## Required work
Exclude the pictures and retype the entries as written.

** start Given records **

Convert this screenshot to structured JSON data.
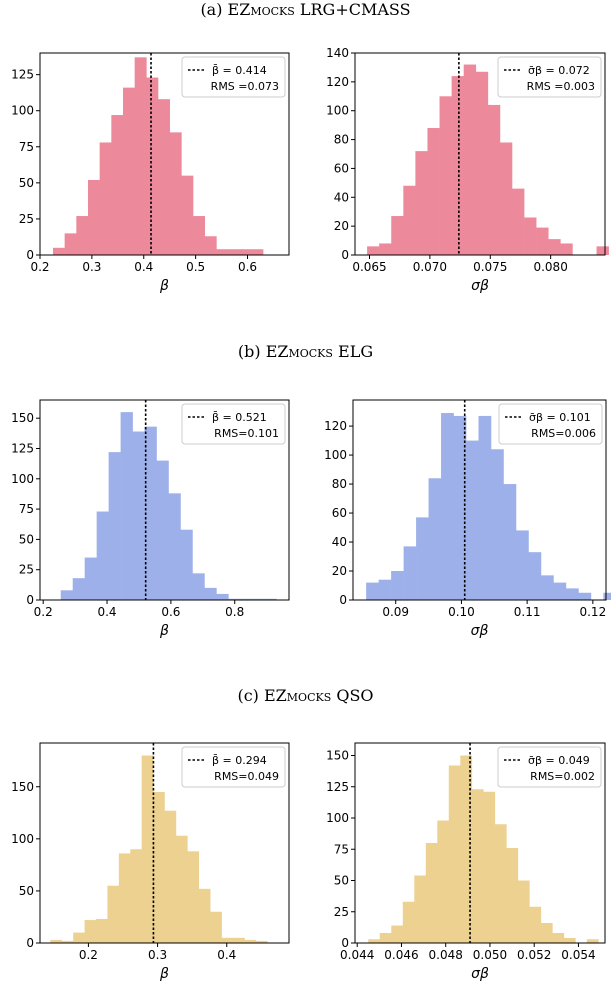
{
  "panels": [
    {
      "title_prefix": "(a) EZ",
      "title_sc": "mocks",
      "title_suffix": " LRG+CMASS",
      "color": "#ec8a9c"
    },
    {
      "title_prefix": "(b) EZ",
      "title_sc": "mocks",
      "title_suffix": " ELG",
      "color": "#9db0e9"
    },
    {
      "title_prefix": "(c) EZ",
      "title_sc": "mocks",
      "title_suffix": " QSO",
      "color": "#ecd190"
    }
  ],
  "chart_data": [
    {
      "type": "bar",
      "panel": "a",
      "variable": "beta",
      "xlabel": "β",
      "xlim": [
        0.2,
        0.68
      ],
      "ylim": [
        0,
        140
      ],
      "xticks": [
        0.2,
        0.3,
        0.4,
        0.5,
        0.6
      ],
      "xtick_labels": [
        "0.2",
        "0.3",
        "0.4",
        "0.5",
        "0.6"
      ],
      "yticks": [
        0,
        25,
        50,
        75,
        100,
        125
      ],
      "ytick_labels": [
        "0",
        "25",
        "50",
        "75",
        "100",
        "125"
      ],
      "bin_start": 0.225,
      "bin_width": 0.0225,
      "counts": [
        5,
        15,
        27,
        52,
        78,
        97,
        116,
        137,
        123,
        108,
        85,
        55,
        27,
        13,
        4,
        4,
        4,
        4
      ],
      "vline": 0.414,
      "legend": {
        "label": "β̄ = 0.414",
        "rms": "RMS =0.073",
        "position": "top-right"
      }
    },
    {
      "type": "bar",
      "panel": "a",
      "variable": "sigma_beta",
      "xlabel": "σβ",
      "xlim": [
        0.0638,
        0.0845
      ],
      "ylim": [
        0,
        140
      ],
      "xticks": [
        0.065,
        0.07,
        0.075,
        0.08
      ],
      "xtick_labels": [
        "0.065",
        "0.070",
        "0.075",
        "0.080"
      ],
      "yticks": [
        0,
        20,
        40,
        60,
        80,
        100,
        120,
        140
      ],
      "ytick_labels": [
        "0",
        "20",
        "40",
        "60",
        "80",
        "100",
        "120",
        "140"
      ],
      "bin_start": 0.0648,
      "bin_width": 0.001,
      "counts": [
        6,
        8,
        27,
        48,
        72,
        88,
        110,
        124,
        132,
        127,
        104,
        78,
        46,
        26,
        19,
        11,
        8,
        0,
        0,
        6
      ],
      "vline": 0.0724,
      "legend": {
        "label": "σ̄β = 0.072",
        "rms": "RMS =0.003",
        "position": "top-right"
      }
    },
    {
      "type": "bar",
      "panel": "b",
      "variable": "beta",
      "xlabel": "β",
      "xlim": [
        0.19,
        0.97
      ],
      "ylim": [
        0,
        165
      ],
      "xticks": [
        0.2,
        0.4,
        0.6,
        0.8
      ],
      "xtick_labels": [
        "0.2",
        "0.4",
        "0.6",
        "0.8"
      ],
      "yticks": [
        0,
        25,
        50,
        75,
        100,
        125,
        150
      ],
      "ytick_labels": [
        "0",
        "25",
        "50",
        "75",
        "100",
        "125",
        "150"
      ],
      "bin_start": 0.255,
      "bin_width": 0.0375,
      "counts": [
        8,
        18,
        35,
        73,
        122,
        155,
        139,
        143,
        115,
        88,
        58,
        22,
        10,
        5,
        1,
        1,
        1,
        1
      ],
      "vline": 0.521,
      "legend": {
        "label": "β̄ = 0.521",
        "rms": "RMS=0.101",
        "position": "top-right"
      }
    },
    {
      "type": "bar",
      "panel": "b",
      "variable": "sigma_beta",
      "xlabel": "σβ",
      "xlim": [
        0.0835,
        0.122
      ],
      "ylim": [
        0,
        138
      ],
      "xticks": [
        0.09,
        0.1,
        0.11,
        0.12
      ],
      "xtick_labels": [
        "0.09",
        "0.10",
        "0.11",
        "0.12"
      ],
      "yticks": [
        0,
        20,
        40,
        60,
        80,
        100,
        120
      ],
      "ytick_labels": [
        "0",
        "20",
        "40",
        "60",
        "80",
        "100",
        "120"
      ],
      "bin_start": 0.0855,
      "bin_width": 0.0019,
      "counts": [
        12,
        14,
        20,
        37,
        57,
        84,
        129,
        127,
        110,
        127,
        104,
        80,
        48,
        33,
        17,
        12,
        8,
        5,
        0,
        5
      ],
      "vline": 0.1005,
      "legend": {
        "label": "σ̄β = 0.101",
        "rms": "RMS=0.006",
        "position": "top-right"
      }
    },
    {
      "type": "bar",
      "panel": "c",
      "variable": "beta",
      "xlabel": "β",
      "xlim": [
        0.13,
        0.49
      ],
      "ylim": [
        0,
        192
      ],
      "xticks": [
        0.2,
        0.3,
        0.4
      ],
      "xtick_labels": [
        "0.2",
        "0.3",
        "0.4"
      ],
      "yticks": [
        0,
        50,
        100,
        150
      ],
      "ytick_labels": [
        "0",
        "50",
        "100",
        "150"
      ],
      "bin_start": 0.145,
      "bin_width": 0.0165,
      "counts": [
        3,
        2,
        10,
        22,
        23,
        55,
        86,
        90,
        180,
        145,
        127,
        103,
        88,
        52,
        30,
        5,
        5,
        3,
        2
      ],
      "vline": 0.294,
      "legend": {
        "label": "β̄ = 0.294",
        "rms": "RMS=0.049",
        "position": "top-right"
      }
    },
    {
      "type": "bar",
      "panel": "c",
      "variable": "sigma_beta",
      "xlabel": "σβ",
      "xlim": [
        0.0439,
        0.0552
      ],
      "ylim": [
        0,
        160
      ],
      "xticks": [
        0.044,
        0.046,
        0.048,
        0.05,
        0.052,
        0.054
      ],
      "xtick_labels": [
        "0.044",
        "0.046",
        "0.048",
        "0.050",
        "0.052",
        "0.054"
      ],
      "yticks": [
        0,
        25,
        50,
        75,
        100,
        125,
        150
      ],
      "ytick_labels": [
        "0",
        "25",
        "50",
        "75",
        "100",
        "125",
        "150"
      ],
      "bin_start": 0.0445,
      "bin_width": 0.00052,
      "counts": [
        3,
        8,
        14,
        33,
        54,
        80,
        98,
        142,
        150,
        123,
        121,
        95,
        76,
        50,
        29,
        16,
        8,
        4,
        0,
        3
      ],
      "vline": 0.0491,
      "legend": {
        "label": "σ̄β = 0.049",
        "rms": "RMS=0.002",
        "position": "top-right"
      }
    }
  ]
}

** end Given records **

## Output
Convert this screenshot to structured JSON data.
{
  "panels": [
    {
      "title_prefix": "(a) EZ",
      "title_sc": "mocks",
      "title_suffix": " LRG+CMASS",
      "color": "#ec8a9c"
    },
    {
      "title_prefix": "(b) EZ",
      "title_sc": "mocks",
      "title_suffix": " ELG",
      "color": "#9db0e9"
    },
    {
      "title_prefix": "(c) EZ",
      "title_sc": "mocks",
      "title_suffix": " QSO",
      "color": "#ecd190"
    }
  ],
  "chart_data": [
    {
      "type": "bar",
      "panel": "a",
      "variable": "beta",
      "xlabel": "β",
      "xlim": [
        0.2,
        0.68
      ],
      "ylim": [
        0,
        140
      ],
      "xticks": [
        0.2,
        0.3,
        0.4,
        0.5,
        0.6
      ],
      "xtick_labels": [
        "0.2",
        "0.3",
        "0.4",
        "0.5",
        "0.6"
      ],
      "yticks": [
        0,
        25,
        50,
        75,
        100,
        125
      ],
      "ytick_labels": [
        "0",
        "25",
        "50",
        "75",
        "100",
        "125"
      ],
      "bin_start": 0.225,
      "bin_width": 0.0225,
      "counts": [
        5,
        15,
        27,
        52,
        78,
        97,
        116,
        137,
        123,
        108,
        85,
        55,
        27,
        13,
        4,
        4,
        4,
        4
      ],
      "vline": 0.414,
      "legend": {
        "label": "β̄ = 0.414",
        "rms": "RMS =0.073",
        "position": "top-right"
      }
    },
    {
      "type": "bar",
      "panel": "a",
      "variable": "sigma_beta",
      "xlabel": "σβ",
      "xlim": [
        0.0638,
        0.0845
      ],
      "ylim": [
        0,
        140
      ],
      "xticks": [
        0.065,
        0.07,
        0.075,
        0.08
      ],
      "xtick_labels": [
        "0.065",
        "0.070",
        "0.075",
        "0.080"
      ],
      "yticks": [
        0,
        20,
        40,
        60,
        80,
        100,
        120,
        140
      ],
      "ytick_labels": [
        "0",
        "20",
        "40",
        "60",
        "80",
        "100",
        "120",
        "140"
      ],
      "bin_start": 0.0648,
      "bin_width": 0.001,
      "counts": [
        6,
        8,
        27,
        48,
        72,
        88,
        110,
        124,
        132,
        127,
        104,
        78,
        46,
        26,
        19,
        11,
        8,
        0,
        0,
        6
      ],
      "vline": 0.0724,
      "legend": {
        "label": "σ̄β = 0.072",
        "rms": "RMS =0.003",
        "position": "top-right"
      }
    },
    {
      "type": "bar",
      "panel": "b",
      "variable": "beta",
      "xlabel": "β",
      "xlim": [
        0.19,
        0.97
      ],
      "ylim": [
        0,
        165
      ],
      "xticks": [
        0.2,
        0.4,
        0.6,
        0.8
      ],
      "xtick_labels": [
        "0.2",
        "0.4",
        "0.6",
        "0.8"
      ],
      "yticks": [
        0,
        25,
        50,
        75,
        100,
        125,
        150
      ],
      "ytick_labels": [
        "0",
        "25",
        "50",
        "75",
        "100",
        "125",
        "150"
      ],
      "bin_start": 0.255,
      "bin_width": 0.0375,
      "counts": [
        8,
        18,
        35,
        73,
        122,
        155,
        139,
        143,
        115,
        88,
        58,
        22,
        10,
        5,
        1,
        1,
        1,
        1
      ],
      "vline": 0.521,
      "legend": {
        "label": "β̄ = 0.521",
        "rms": "RMS=0.101",
        "position": "top-right"
      }
    },
    {
      "type": "bar",
      "panel": "b",
      "variable": "sigma_beta",
      "xlabel": "σβ",
      "xlim": [
        0.0835,
        0.122
      ],
      "ylim": [
        0,
        138
      ],
      "xticks": [
        0.09,
        0.1,
        0.11,
        0.12
      ],
      "xtick_labels": [
        "0.09",
        "0.10",
        "0.11",
        "0.12"
      ],
      "yticks": [
        0,
        20,
        40,
        60,
        80,
        100,
        120
      ],
      "ytick_labels": [
        "0",
        "20",
        "40",
        "60",
        "80",
        "100",
        "120"
      ],
      "bin_start": 0.0855,
      "bin_width": 0.0019,
      "counts": [
        12,
        14,
        20,
        37,
        57,
        84,
        129,
        127,
        110,
        127,
        104,
        80,
        48,
        33,
        17,
        12,
        8,
        5,
        0,
        5
      ],
      "vline": 0.1005,
      "legend": {
        "label": "σ̄β = 0.101",
        "rms": "RMS=0.006",
        "position": "top-right"
      }
    },
    {
      "type": "bar",
      "panel": "c",
      "variable": "beta",
      "xlabel": "β",
      "xlim": [
        0.13,
        0.49
      ],
      "ylim": [
        0,
        192
      ],
      "xticks": [
        0.2,
        0.3,
        0.4
      ],
      "xtick_labels": [
        "0.2",
        "0.3",
        "0.4"
      ],
      "yticks": [
        0,
        50,
        100,
        150
      ],
      "ytick_labels": [
        "0",
        "50",
        "100",
        "150"
      ],
      "bin_start": 0.145,
      "bin_width": 0.0165,
      "counts": [
        3,
        2,
        10,
        22,
        23,
        55,
        86,
        90,
        180,
        145,
        127,
        103,
        88,
        52,
        30,
        5,
        5,
        3,
        2
      ],
      "vline": 0.294,
      "legend": {
        "label": "β̄ = 0.294",
        "rms": "RMS=0.049",
        "position": "top-right"
      }
    },
    {
      "type": "bar",
      "panel": "c",
      "variable": "sigma_beta",
      "xlabel": "σβ",
      "xlim": [
        0.0439,
        0.0552
      ],
      "ylim": [
        0,
        160
      ],
      "xticks": [
        0.044,
        0.046,
        0.048,
        0.05,
        0.052,
        0.054
      ],
      "xtick_labels": [
        "0.044",
        "0.046",
        "0.048",
        "0.050",
        "0.052",
        "0.054"
      ],
      "yticks": [
        0,
        25,
        50,
        75,
        100,
        125,
        150
      ],
      "ytick_labels": [
        "0",
        "25",
        "50",
        "75",
        "100",
        "125",
        "150"
      ],
      "bin_start": 0.0445,
      "bin_width": 0.00052,
      "counts": [
        3,
        8,
        14,
        33,
        54,
        80,
        98,
        142,
        150,
        123,
        121,
        95,
        76,
        50,
        29,
        16,
        8,
        4,
        0,
        3
      ],
      "vline": 0.0491,
      "legend": {
        "label": "σ̄β = 0.049",
        "rms": "RMS=0.002",
        "position": "top-right"
      }
    }
  ]
}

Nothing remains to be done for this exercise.